Direction
Below are some records; repeat them all exactly, minus the pictures.

##### Data to process #####

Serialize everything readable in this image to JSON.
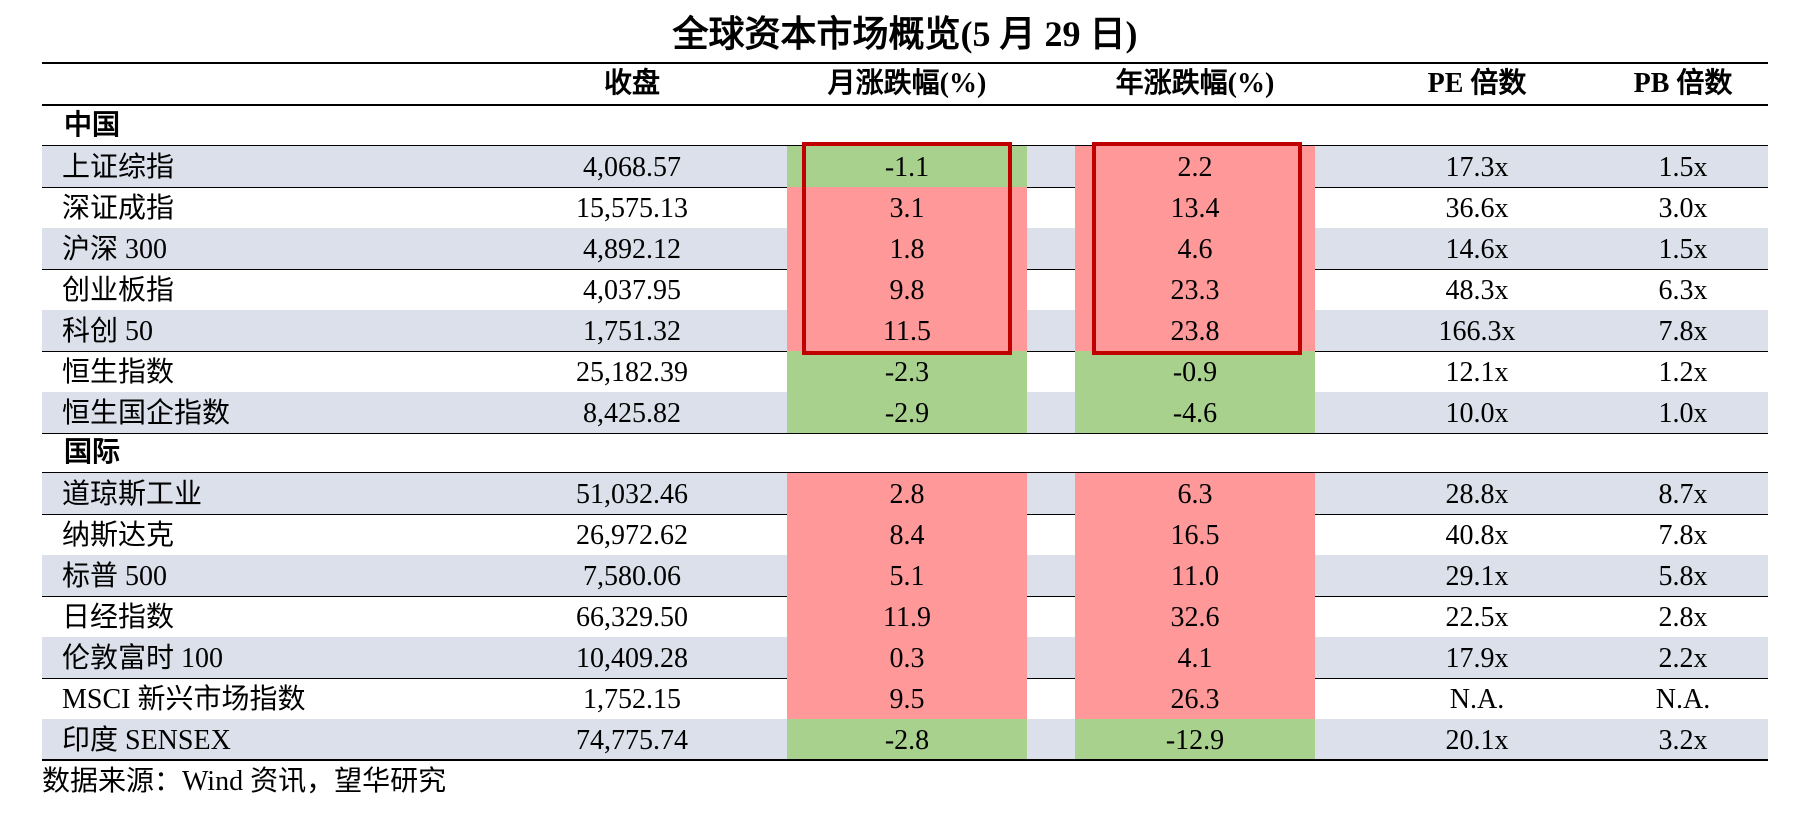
{
  "title": "全球资本市场概览(5 月 29 日)",
  "source": "数据来源：Wind 资讯，望华研究",
  "colors": {
    "up": "#ff9999",
    "down": "#a9d18e",
    "shade": "#dbe0ea",
    "box": "#c00000"
  },
  "chart_data": {
    "type": "table",
    "columns": [
      "",
      "收盘",
      "月涨跌幅(%)",
      "年涨跌幅(%)",
      "PE 倍数",
      "PB 倍数"
    ],
    "sections": [
      {
        "name": "中国",
        "rows": [
          {
            "name": "上证综指",
            "close": "4,068.57",
            "mtd": "-1.1",
            "ytd": "2.2",
            "pe": "17.3x",
            "pb": "1.5x"
          },
          {
            "name": "深证成指",
            "close": "15,575.13",
            "mtd": "3.1",
            "ytd": "13.4",
            "pe": "36.6x",
            "pb": "3.0x"
          },
          {
            "name": "沪深 300",
            "close": "4,892.12",
            "mtd": "1.8",
            "ytd": "4.6",
            "pe": "14.6x",
            "pb": "1.5x"
          },
          {
            "name": "创业板指",
            "close": "4,037.95",
            "mtd": "9.8",
            "ytd": "23.3",
            "pe": "48.3x",
            "pb": "6.3x"
          },
          {
            "name": "科创 50",
            "close": "1,751.32",
            "mtd": "11.5",
            "ytd": "23.8",
            "pe": "166.3x",
            "pb": "7.8x"
          },
          {
            "name": "恒生指数",
            "close": "25,182.39",
            "mtd": "-2.3",
            "ytd": "-0.9",
            "pe": "12.1x",
            "pb": "1.2x"
          },
          {
            "name": "恒生国企指数",
            "close": "8,425.82",
            "mtd": "-2.9",
            "ytd": "-4.6",
            "pe": "10.0x",
            "pb": "1.0x"
          }
        ]
      },
      {
        "name": "国际",
        "rows": [
          {
            "name": "道琼斯工业",
            "close": "51,032.46",
            "mtd": "2.8",
            "ytd": "6.3",
            "pe": "28.8x",
            "pb": "8.7x"
          },
          {
            "name": "纳斯达克",
            "close": "26,972.62",
            "mtd": "8.4",
            "ytd": "16.5",
            "pe": "40.8x",
            "pb": "7.8x"
          },
          {
            "name": "标普 500",
            "close": "7,580.06",
            "mtd": "5.1",
            "ytd": "11.0",
            "pe": "29.1x",
            "pb": "5.8x"
          },
          {
            "name": "日经指数",
            "close": "66,329.50",
            "mtd": "11.9",
            "ytd": "32.6",
            "pe": "22.5x",
            "pb": "2.8x"
          },
          {
            "name": "伦敦富时 100",
            "close": "10,409.28",
            "mtd": "0.3",
            "ytd": "4.1",
            "pe": "17.9x",
            "pb": "2.2x"
          },
          {
            "name": "MSCI 新兴市场指数",
            "close": "1,752.15",
            "mtd": "9.5",
            "ytd": "26.3",
            "pe": "N.A.",
            "pb": "N.A."
          },
          {
            "name": "印度 SENSEX",
            "close": "74,775.74",
            "mtd": "-2.8",
            "ytd": "-12.9",
            "pe": "20.1x",
            "pb": "3.2x"
          }
        ]
      }
    ],
    "highlighted_rows": {
      "section": "中国",
      "from": 0,
      "to": 4,
      "columns": [
        "月涨跌幅(%)",
        "年涨跌幅(%)"
      ]
    }
  }
}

#####

Output for this task
Serialize everything readable in this image to JSON.
{
  "title": "全球资本市场概览(5 月 29 日)",
  "source": "数据来源：Wind 资讯，望华研究",
  "colors": {
    "up": "#ff9999",
    "down": "#a9d18e",
    "shade": "#dbe0ea",
    "box": "#c00000"
  },
  "chart_data": {
    "type": "table",
    "columns": [
      "",
      "收盘",
      "月涨跌幅(%)",
      "年涨跌幅(%)",
      "PE 倍数",
      "PB 倍数"
    ],
    "sections": [
      {
        "name": "中国",
        "rows": [
          {
            "name": "上证综指",
            "close": "4,068.57",
            "mtd": "-1.1",
            "ytd": "2.2",
            "pe": "17.3x",
            "pb": "1.5x"
          },
          {
            "name": "深证成指",
            "close": "15,575.13",
            "mtd": "3.1",
            "ytd": "13.4",
            "pe": "36.6x",
            "pb": "3.0x"
          },
          {
            "name": "沪深 300",
            "close": "4,892.12",
            "mtd": "1.8",
            "ytd": "4.6",
            "pe": "14.6x",
            "pb": "1.5x"
          },
          {
            "name": "创业板指",
            "close": "4,037.95",
            "mtd": "9.8",
            "ytd": "23.3",
            "pe": "48.3x",
            "pb": "6.3x"
          },
          {
            "name": "科创 50",
            "close": "1,751.32",
            "mtd": "11.5",
            "ytd": "23.8",
            "pe": "166.3x",
            "pb": "7.8x"
          },
          {
            "name": "恒生指数",
            "close": "25,182.39",
            "mtd": "-2.3",
            "ytd": "-0.9",
            "pe": "12.1x",
            "pb": "1.2x"
          },
          {
            "name": "恒生国企指数",
            "close": "8,425.82",
            "mtd": "-2.9",
            "ytd": "-4.6",
            "pe": "10.0x",
            "pb": "1.0x"
          }
        ]
      },
      {
        "name": "国际",
        "rows": [
          {
            "name": "道琼斯工业",
            "close": "51,032.46",
            "mtd": "2.8",
            "ytd": "6.3",
            "pe": "28.8x",
            "pb": "8.7x"
          },
          {
            "name": "纳斯达克",
            "close": "26,972.62",
            "mtd": "8.4",
            "ytd": "16.5",
            "pe": "40.8x",
            "pb": "7.8x"
          },
          {
            "name": "标普 500",
            "close": "7,580.06",
            "mtd": "5.1",
            "ytd": "11.0",
            "pe": "29.1x",
            "pb": "5.8x"
          },
          {
            "name": "日经指数",
            "close": "66,329.50",
            "mtd": "11.9",
            "ytd": "32.6",
            "pe": "22.5x",
            "pb": "2.8x"
          },
          {
            "name": "伦敦富时 100",
            "close": "10,409.28",
            "mtd": "0.3",
            "ytd": "4.1",
            "pe": "17.9x",
            "pb": "2.2x"
          },
          {
            "name": "MSCI 新兴市场指数",
            "close": "1,752.15",
            "mtd": "9.5",
            "ytd": "26.3",
            "pe": "N.A.",
            "pb": "N.A."
          },
          {
            "name": "印度 SENSEX",
            "close": "74,775.74",
            "mtd": "-2.8",
            "ytd": "-12.9",
            "pe": "20.1x",
            "pb": "3.2x"
          }
        ]
      }
    ],
    "highlighted_rows": {
      "section": "中国",
      "from": 0,
      "to": 4,
      "columns": [
        "月涨跌幅(%)",
        "年涨跌幅(%)"
      ]
    }
  }
}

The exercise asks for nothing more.